- **Written problem**:
Would you quote every entry exactly, dropping only the pictures?

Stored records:
========

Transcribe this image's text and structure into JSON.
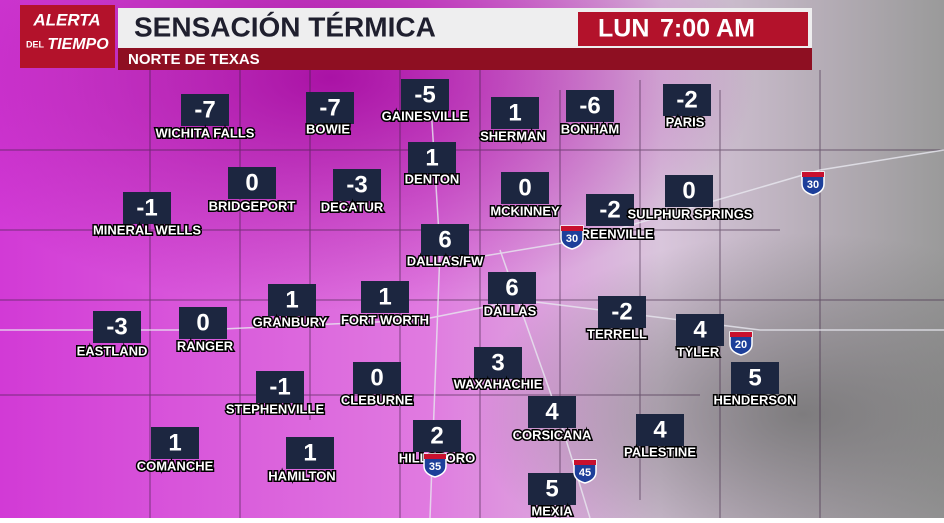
{
  "logo": {
    "line1": "ALERTA",
    "line2": "DEL",
    "line3": "TIEMPO"
  },
  "header": {
    "title": "SENSACIÓN TÉRMICA",
    "subtitle": "NORTE DE TEXAS",
    "day": "LUN",
    "time": "7:00 AM"
  },
  "cities": [
    {
      "name": "WICHITA FALLS",
      "value": -7
    },
    {
      "name": "BOWIE",
      "value": -7
    },
    {
      "name": "GAINESVILLE",
      "value": -5
    },
    {
      "name": "SHERMAN",
      "value": 1
    },
    {
      "name": "BONHAM",
      "value": -6
    },
    {
      "name": "PARIS",
      "value": -2
    },
    {
      "name": "DENTON",
      "value": 1
    },
    {
      "name": "BRIDGEPORT",
      "value": 0
    },
    {
      "name": "DECATUR",
      "value": -3
    },
    {
      "name": "MCKINNEY",
      "value": 0
    },
    {
      "name": "GREENVILLE",
      "value": -2
    },
    {
      "name": "SULPHUR SPRINGS",
      "value": 0
    },
    {
      "name": "MINERAL WELLS",
      "value": -1
    },
    {
      "name": "DALLAS/FW",
      "value": 6
    },
    {
      "name": "FORT WORTH",
      "value": 1
    },
    {
      "name": "GRANBURY",
      "value": 1
    },
    {
      "name": "DALLAS",
      "value": 6
    },
    {
      "name": "TERRELL",
      "value": -2
    },
    {
      "name": "TYLER",
      "value": 4
    },
    {
      "name": "EASTLAND",
      "value": -3
    },
    {
      "name": "RANGER",
      "value": 0
    },
    {
      "name": "STEPHENVILLE",
      "value": -1
    },
    {
      "name": "CLEBURNE",
      "value": 0
    },
    {
      "name": "WAXAHACHIE",
      "value": 3
    },
    {
      "name": "HENDERSON",
      "value": 5
    },
    {
      "name": "CORSICANA",
      "value": 4
    },
    {
      "name": "PALESTINE",
      "value": 4
    },
    {
      "name": "COMANCHE",
      "value": 1
    },
    {
      "name": "HAMILTON",
      "value": 1
    },
    {
      "name": "HILLSBORO",
      "value": 2
    },
    {
      "name": "MEXIA",
      "value": 5
    }
  ],
  "highways": [
    "30",
    "30",
    "20",
    "45",
    "35"
  ]
}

========

- **Task solution**:
Transcribe this image's text and structure into JSON.
{
  "logo": {
    "line1": "ALERTA",
    "line2": "DEL",
    "line3": "TIEMPO"
  },
  "header": {
    "title": "SENSACIÓN TÉRMICA",
    "subtitle": "NORTE DE TEXAS",
    "day": "LUN",
    "time": "7:00 AM"
  },
  "cities": [
    {
      "name": "WICHITA FALLS",
      "value": -7
    },
    {
      "name": "BOWIE",
      "value": -7
    },
    {
      "name": "GAINESVILLE",
      "value": -5
    },
    {
      "name": "SHERMAN",
      "value": 1
    },
    {
      "name": "BONHAM",
      "value": -6
    },
    {
      "name": "PARIS",
      "value": -2
    },
    {
      "name": "DENTON",
      "value": 1
    },
    {
      "name": "BRIDGEPORT",
      "value": 0
    },
    {
      "name": "DECATUR",
      "value": -3
    },
    {
      "name": "MCKINNEY",
      "value": 0
    },
    {
      "name": "GREENVILLE",
      "value": -2
    },
    {
      "name": "SULPHUR SPRINGS",
      "value": 0
    },
    {
      "name": "MINERAL WELLS",
      "value": -1
    },
    {
      "name": "DALLAS/FW",
      "value": 6
    },
    {
      "name": "FORT WORTH",
      "value": 1
    },
    {
      "name": "GRANBURY",
      "value": 1
    },
    {
      "name": "DALLAS",
      "value": 6
    },
    {
      "name": "TERRELL",
      "value": -2
    },
    {
      "name": "TYLER",
      "value": 4
    },
    {
      "name": "EASTLAND",
      "value": -3
    },
    {
      "name": "RANGER",
      "value": 0
    },
    {
      "name": "STEPHENVILLE",
      "value": -1
    },
    {
      "name": "CLEBURNE",
      "value": 0
    },
    {
      "name": "WAXAHACHIE",
      "value": 3
    },
    {
      "name": "HENDERSON",
      "value": 5
    },
    {
      "name": "CORSICANA",
      "value": 4
    },
    {
      "name": "PALESTINE",
      "value": 4
    },
    {
      "name": "COMANCHE",
      "value": 1
    },
    {
      "name": "HAMILTON",
      "value": 1
    },
    {
      "name": "HILLSBORO",
      "value": 2
    },
    {
      "name": "MEXIA",
      "value": 5
    }
  ],
  "highways": [
    "30",
    "30",
    "20",
    "45",
    "35"
  ]
}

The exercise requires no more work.